JOB — Note how many lines include the word "disagree", and give that number by itself.

--- Begin ---

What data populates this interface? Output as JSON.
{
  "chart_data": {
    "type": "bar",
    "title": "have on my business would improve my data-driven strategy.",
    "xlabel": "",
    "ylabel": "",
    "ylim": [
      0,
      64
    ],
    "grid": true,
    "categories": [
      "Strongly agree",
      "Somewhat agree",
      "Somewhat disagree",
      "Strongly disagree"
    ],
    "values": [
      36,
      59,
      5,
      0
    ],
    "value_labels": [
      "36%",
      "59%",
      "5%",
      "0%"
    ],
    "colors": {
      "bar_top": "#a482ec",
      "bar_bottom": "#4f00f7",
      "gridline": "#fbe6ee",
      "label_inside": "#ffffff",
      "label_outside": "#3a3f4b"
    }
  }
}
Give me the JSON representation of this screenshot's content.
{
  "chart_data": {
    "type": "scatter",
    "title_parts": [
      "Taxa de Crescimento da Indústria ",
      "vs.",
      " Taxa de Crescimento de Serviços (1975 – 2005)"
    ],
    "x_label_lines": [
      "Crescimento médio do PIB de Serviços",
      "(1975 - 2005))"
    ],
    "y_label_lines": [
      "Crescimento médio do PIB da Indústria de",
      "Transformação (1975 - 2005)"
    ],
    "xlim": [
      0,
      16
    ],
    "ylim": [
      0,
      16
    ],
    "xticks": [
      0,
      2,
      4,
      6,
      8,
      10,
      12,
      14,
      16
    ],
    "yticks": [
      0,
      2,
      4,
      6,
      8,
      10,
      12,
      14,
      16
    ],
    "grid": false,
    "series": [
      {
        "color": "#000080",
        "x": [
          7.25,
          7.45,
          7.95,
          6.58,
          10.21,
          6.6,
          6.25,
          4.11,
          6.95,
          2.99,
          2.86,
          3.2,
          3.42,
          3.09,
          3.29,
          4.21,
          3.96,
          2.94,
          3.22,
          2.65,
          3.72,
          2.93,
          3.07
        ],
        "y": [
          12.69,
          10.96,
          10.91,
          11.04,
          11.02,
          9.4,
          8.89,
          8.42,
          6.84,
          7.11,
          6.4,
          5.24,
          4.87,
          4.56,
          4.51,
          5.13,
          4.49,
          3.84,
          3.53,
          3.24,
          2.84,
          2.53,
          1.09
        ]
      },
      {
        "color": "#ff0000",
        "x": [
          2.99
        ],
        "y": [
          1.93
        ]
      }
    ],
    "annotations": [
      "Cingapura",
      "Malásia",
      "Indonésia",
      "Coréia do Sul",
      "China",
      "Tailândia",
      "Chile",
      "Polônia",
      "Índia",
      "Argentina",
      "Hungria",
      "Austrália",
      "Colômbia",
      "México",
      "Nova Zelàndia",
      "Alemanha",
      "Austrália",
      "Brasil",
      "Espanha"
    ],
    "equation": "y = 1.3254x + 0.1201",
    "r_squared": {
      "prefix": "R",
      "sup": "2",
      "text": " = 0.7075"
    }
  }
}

--- End ---

WRITTEN RESPONSE — 2